■ Explore the material ■
1. Do these statements agree with the Pong experiment text? Answer yes or no for each, quoting the deciding words. (a) Every open window runs the ball physics. (b) Empty space between windows acts like a wall. (c) The project relies on runtime dependencies.
2. Rewrite the paragraph of the Pong experiment text that begins "The collision model asks one simple question" as a short list, keeping its main facts.

A tiny browser experiment where one glowing Pong ball moves across multiple real browser windows as if the desktop were one shared table.
Open the same URL in two or three separate windows, arrange them on your screen, and the ball will cross between touching windows. Empty space between windows behaves like a wall.
Browser windows from the same origin can communicate through localStorage. When one window writes to localStorage, every other open window receives a storage event.
This project uses that as a tiny message bus:
- Each window writes its screen rectangle:
screenX,screenY,innerWidth, andinnerHeight. - All windows keep a live registry of the other windows.
- The window with the lowest id becomes the host.
- Only the host runs physics.
- The host broadcasts the ball position through
localStorage. - Every window renders the same global ball position relative to its own
screenX/screenY.
That means each canvas is just a viewport into one shared screen-space coordinate system.
The collision model asks one simple question: is this screen point covered by any open window? If yes, the ball can move there. If no, it bounces. This makes touching windows behave like connected rooms while gaps behave like walls.
Serve the folder over localhost. Do not open index.html directly with file://.
node server.jsThen open:
http://127.0.0.1:8000/
Use separate browser windows, not tabs.
node physics.test.js
node windowRegistry.test.js
node viewport.test.jsThe tests cover the important weird parts: open-room collision, hidden tab host election, and shared screen coordinates.
index.html- full-window canvas and minimal stylingmain.js- app wiring and animation loopwindowRegistry.js- window heartbeat, cleanup, and host electionphysics.js- host-only ball physicsrenderer.js- glowing trail rendererviewport.js- shared screen-space window rectangle
This is intentionally dependency-free at runtime. It uses browser APIs, canvas, and localStorage.
The collision check probes the ball's leading edge, not its full swept circle. That is enough for normal window layouts. If you make tiny gaps or tight concave shapes, it may clip a corner.

■ Extracted data entries ■
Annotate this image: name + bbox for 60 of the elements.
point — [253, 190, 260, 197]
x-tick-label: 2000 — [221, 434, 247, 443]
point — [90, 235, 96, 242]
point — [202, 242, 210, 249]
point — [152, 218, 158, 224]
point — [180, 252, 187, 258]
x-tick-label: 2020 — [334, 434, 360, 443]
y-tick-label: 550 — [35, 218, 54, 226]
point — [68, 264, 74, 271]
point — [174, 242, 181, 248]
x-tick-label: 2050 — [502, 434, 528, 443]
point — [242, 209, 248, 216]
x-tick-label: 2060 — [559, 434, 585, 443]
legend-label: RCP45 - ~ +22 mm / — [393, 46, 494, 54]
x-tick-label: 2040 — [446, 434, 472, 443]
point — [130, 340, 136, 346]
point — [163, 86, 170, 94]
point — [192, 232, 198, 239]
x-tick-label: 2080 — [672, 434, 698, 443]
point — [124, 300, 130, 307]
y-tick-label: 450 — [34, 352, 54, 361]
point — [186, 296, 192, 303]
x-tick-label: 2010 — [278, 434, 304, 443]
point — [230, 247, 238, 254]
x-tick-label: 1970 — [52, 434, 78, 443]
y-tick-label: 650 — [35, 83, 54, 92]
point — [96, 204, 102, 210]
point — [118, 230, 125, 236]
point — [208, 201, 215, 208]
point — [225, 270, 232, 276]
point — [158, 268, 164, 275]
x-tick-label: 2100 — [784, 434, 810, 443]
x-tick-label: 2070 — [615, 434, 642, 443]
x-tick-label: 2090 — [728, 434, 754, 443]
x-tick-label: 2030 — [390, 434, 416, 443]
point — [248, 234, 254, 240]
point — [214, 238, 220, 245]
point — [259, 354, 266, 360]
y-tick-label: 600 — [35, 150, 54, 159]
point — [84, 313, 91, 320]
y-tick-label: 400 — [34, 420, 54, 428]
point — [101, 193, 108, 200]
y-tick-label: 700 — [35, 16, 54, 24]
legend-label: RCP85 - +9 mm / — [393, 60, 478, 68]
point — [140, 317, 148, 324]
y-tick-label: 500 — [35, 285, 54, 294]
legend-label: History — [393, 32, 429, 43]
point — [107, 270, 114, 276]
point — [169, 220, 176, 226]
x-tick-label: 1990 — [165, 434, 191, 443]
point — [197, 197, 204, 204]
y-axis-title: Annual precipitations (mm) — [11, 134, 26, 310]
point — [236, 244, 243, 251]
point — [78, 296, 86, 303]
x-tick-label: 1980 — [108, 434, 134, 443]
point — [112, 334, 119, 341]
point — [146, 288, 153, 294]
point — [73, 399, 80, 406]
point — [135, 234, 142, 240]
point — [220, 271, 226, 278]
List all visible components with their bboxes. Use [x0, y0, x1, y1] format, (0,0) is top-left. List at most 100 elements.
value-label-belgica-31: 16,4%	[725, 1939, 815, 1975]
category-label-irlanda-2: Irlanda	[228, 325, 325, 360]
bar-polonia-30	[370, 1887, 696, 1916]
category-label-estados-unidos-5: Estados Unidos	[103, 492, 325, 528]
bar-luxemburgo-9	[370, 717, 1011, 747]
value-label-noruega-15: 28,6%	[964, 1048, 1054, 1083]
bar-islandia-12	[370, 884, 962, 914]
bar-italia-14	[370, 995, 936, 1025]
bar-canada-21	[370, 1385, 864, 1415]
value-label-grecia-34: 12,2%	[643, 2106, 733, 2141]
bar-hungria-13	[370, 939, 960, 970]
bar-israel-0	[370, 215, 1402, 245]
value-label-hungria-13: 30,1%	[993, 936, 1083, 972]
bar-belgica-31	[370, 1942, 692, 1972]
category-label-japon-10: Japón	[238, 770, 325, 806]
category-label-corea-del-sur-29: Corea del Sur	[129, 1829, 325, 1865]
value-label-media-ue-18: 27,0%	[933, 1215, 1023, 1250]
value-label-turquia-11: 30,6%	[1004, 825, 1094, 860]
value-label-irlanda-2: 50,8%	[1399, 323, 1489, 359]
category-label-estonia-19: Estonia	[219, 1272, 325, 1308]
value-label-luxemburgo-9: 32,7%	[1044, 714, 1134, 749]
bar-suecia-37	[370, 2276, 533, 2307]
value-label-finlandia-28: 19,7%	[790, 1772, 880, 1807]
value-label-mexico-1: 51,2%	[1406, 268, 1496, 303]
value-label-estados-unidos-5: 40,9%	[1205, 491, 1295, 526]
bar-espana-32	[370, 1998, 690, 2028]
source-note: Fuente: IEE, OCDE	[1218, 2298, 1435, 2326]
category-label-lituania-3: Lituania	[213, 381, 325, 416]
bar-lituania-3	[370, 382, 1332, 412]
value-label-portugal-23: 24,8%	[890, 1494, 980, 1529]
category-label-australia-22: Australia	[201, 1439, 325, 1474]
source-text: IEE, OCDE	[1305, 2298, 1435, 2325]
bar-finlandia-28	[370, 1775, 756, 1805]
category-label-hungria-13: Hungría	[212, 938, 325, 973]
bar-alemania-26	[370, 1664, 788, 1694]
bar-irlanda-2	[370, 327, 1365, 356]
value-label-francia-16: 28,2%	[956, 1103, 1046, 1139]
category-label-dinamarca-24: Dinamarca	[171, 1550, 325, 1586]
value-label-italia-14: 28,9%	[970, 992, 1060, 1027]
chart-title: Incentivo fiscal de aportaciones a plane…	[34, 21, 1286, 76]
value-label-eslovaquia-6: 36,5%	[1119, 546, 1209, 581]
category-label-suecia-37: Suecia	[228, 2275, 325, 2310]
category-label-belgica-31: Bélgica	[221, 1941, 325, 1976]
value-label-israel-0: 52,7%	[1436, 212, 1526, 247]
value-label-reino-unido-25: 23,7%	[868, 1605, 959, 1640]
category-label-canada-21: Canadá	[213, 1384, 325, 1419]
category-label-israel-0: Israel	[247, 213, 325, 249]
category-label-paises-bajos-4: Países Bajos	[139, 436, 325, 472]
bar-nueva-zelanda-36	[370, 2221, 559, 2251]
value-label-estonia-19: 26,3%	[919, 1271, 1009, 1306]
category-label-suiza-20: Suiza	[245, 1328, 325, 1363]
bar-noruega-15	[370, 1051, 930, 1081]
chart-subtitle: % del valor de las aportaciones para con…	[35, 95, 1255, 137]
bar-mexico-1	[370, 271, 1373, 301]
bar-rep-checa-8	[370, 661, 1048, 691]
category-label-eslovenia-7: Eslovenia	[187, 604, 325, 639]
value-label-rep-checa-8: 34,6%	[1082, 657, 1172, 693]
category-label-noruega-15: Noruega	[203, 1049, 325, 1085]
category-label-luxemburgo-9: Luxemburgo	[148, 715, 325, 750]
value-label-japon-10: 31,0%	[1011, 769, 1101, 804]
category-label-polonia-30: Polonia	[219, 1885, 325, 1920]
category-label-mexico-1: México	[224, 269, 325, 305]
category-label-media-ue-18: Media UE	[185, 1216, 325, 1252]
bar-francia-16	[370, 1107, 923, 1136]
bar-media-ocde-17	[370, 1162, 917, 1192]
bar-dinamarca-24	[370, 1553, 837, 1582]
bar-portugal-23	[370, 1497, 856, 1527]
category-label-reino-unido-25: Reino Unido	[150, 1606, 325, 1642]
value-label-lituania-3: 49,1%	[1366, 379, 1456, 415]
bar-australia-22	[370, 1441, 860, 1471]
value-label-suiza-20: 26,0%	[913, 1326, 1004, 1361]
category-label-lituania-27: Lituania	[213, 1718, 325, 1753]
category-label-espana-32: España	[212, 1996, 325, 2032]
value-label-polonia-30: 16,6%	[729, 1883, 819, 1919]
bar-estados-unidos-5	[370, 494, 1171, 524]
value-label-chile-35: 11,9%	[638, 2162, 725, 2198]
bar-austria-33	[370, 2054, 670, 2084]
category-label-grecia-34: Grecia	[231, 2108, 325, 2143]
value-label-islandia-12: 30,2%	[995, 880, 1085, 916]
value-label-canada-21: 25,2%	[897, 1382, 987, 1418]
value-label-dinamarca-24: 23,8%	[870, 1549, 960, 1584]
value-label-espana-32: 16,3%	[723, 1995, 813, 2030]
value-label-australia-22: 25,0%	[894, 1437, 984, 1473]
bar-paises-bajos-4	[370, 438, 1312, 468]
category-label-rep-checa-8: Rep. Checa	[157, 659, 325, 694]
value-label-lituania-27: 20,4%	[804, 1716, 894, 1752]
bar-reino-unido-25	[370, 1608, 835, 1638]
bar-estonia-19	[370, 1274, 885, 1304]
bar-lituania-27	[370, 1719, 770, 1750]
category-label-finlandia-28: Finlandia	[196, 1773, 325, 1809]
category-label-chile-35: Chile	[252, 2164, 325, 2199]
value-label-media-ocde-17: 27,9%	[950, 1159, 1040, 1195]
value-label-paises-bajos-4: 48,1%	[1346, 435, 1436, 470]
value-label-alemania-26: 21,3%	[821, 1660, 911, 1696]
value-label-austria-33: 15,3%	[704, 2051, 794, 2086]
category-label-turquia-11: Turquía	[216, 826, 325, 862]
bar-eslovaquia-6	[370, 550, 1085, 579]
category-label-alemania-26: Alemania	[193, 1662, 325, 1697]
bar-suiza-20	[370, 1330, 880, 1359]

■ Answers by item number ■
1.
(a) No: "Only the host runs physics."
(b) Yes: "Empty space between windows behaves like a wall."
(c) No: "This is intentionally dependency-free at runtime."

2.
- The collision model checks whether a screen point is covered by any open window.
- If it is, the ball can move there; if not, the ball bounces.
- As a result, touching windows act like connected rooms and gaps act like walls.